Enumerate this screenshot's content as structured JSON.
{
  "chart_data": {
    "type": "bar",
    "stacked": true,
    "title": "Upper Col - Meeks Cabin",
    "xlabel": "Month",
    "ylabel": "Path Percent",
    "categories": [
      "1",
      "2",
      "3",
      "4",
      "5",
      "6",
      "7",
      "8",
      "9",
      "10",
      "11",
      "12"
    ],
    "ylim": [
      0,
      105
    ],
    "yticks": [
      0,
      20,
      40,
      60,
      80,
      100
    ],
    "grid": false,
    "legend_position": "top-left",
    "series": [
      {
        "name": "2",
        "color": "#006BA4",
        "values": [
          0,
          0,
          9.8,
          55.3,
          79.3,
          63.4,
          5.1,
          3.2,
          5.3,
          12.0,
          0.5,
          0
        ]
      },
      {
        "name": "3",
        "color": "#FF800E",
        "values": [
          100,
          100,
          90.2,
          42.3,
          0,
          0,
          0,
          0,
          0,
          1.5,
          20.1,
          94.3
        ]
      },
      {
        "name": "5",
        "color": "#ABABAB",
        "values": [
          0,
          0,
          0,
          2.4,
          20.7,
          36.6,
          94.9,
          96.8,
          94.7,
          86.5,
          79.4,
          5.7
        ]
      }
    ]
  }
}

•••

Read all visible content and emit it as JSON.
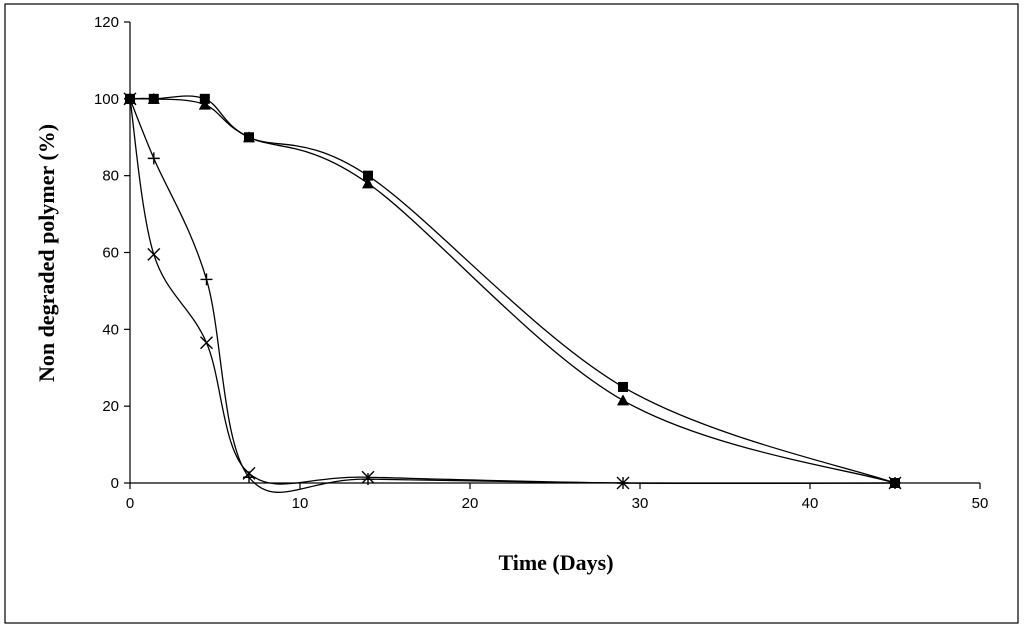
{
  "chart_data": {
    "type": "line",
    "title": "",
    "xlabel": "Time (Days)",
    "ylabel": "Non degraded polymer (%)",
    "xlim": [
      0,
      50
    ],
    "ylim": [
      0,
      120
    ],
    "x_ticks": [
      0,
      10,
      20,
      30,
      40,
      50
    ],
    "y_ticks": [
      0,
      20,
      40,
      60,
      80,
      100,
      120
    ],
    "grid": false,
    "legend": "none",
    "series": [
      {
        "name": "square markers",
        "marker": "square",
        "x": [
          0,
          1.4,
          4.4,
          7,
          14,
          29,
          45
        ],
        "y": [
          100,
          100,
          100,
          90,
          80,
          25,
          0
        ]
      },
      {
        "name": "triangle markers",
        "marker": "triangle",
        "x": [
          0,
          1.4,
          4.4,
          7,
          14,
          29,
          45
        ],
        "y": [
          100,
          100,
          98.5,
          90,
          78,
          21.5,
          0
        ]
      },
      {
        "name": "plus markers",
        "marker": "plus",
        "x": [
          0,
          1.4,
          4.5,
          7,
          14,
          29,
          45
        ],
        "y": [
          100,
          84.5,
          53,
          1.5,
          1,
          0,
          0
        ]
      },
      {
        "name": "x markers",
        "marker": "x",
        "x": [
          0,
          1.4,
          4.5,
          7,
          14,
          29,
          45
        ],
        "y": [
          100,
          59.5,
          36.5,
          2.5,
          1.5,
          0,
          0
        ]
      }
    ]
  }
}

•••

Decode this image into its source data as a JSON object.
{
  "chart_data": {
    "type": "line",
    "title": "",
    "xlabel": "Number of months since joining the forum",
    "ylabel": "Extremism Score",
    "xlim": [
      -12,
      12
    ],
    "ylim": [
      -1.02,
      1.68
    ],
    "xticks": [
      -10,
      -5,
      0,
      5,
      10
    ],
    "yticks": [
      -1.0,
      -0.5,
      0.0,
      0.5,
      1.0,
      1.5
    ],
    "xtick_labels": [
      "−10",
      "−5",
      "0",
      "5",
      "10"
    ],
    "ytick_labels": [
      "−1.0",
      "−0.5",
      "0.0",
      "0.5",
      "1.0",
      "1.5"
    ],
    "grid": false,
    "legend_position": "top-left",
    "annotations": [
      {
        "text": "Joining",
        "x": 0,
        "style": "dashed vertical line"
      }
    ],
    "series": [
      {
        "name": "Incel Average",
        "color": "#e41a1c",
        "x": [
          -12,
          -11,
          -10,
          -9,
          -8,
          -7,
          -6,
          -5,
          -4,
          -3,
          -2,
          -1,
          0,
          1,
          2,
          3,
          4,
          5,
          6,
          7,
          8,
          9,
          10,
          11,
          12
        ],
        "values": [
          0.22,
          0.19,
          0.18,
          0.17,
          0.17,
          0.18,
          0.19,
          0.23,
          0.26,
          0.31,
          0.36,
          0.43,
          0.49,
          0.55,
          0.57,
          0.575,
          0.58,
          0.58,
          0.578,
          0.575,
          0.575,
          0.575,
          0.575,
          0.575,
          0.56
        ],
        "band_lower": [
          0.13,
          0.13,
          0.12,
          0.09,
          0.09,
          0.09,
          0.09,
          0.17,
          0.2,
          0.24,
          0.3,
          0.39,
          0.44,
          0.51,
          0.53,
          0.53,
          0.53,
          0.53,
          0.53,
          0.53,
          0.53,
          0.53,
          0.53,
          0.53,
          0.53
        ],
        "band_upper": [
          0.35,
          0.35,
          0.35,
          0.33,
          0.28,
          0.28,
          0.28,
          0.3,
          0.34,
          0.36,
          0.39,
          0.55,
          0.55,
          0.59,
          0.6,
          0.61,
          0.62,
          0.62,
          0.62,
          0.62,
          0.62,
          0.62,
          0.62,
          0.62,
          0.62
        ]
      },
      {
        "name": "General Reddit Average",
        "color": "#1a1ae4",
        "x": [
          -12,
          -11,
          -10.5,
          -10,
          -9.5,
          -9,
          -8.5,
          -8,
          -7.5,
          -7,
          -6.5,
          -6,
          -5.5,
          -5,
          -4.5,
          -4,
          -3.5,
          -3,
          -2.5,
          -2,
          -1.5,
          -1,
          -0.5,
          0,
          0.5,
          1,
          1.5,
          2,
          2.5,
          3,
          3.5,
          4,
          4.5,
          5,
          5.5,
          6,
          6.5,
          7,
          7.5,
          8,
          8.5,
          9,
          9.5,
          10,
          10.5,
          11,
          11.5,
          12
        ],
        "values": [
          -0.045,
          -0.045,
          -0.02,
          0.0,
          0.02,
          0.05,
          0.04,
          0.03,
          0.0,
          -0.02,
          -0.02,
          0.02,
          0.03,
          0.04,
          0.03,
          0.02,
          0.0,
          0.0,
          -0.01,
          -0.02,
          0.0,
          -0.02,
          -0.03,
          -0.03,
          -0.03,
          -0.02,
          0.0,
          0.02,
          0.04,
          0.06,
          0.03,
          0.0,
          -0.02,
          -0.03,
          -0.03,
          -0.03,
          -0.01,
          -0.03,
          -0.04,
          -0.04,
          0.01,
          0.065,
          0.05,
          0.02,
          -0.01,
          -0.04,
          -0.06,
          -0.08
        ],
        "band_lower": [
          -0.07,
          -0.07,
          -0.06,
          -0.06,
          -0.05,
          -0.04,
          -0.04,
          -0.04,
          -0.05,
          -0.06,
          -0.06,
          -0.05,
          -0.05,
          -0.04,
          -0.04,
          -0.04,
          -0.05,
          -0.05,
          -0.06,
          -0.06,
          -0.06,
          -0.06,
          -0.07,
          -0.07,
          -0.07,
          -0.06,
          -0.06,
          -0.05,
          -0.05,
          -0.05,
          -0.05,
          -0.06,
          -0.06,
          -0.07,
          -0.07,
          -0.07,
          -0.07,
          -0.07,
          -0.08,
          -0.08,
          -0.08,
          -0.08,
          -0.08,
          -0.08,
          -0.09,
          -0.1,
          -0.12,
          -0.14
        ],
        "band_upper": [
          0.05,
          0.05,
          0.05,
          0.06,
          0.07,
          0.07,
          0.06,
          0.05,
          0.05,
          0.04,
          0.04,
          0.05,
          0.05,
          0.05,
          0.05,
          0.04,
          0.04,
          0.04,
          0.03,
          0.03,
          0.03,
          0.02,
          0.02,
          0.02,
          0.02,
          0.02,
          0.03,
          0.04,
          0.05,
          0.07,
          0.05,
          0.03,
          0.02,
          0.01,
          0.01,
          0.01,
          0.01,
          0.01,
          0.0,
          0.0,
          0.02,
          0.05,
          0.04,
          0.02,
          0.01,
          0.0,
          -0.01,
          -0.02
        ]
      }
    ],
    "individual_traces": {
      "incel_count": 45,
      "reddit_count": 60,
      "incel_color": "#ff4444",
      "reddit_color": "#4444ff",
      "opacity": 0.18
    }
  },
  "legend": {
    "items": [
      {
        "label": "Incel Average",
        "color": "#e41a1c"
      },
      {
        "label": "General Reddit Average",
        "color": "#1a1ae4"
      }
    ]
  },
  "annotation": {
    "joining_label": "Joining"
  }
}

•••

> [Task directions]:
Answer only with how many lines in the records include "content".

> [Result below]:
2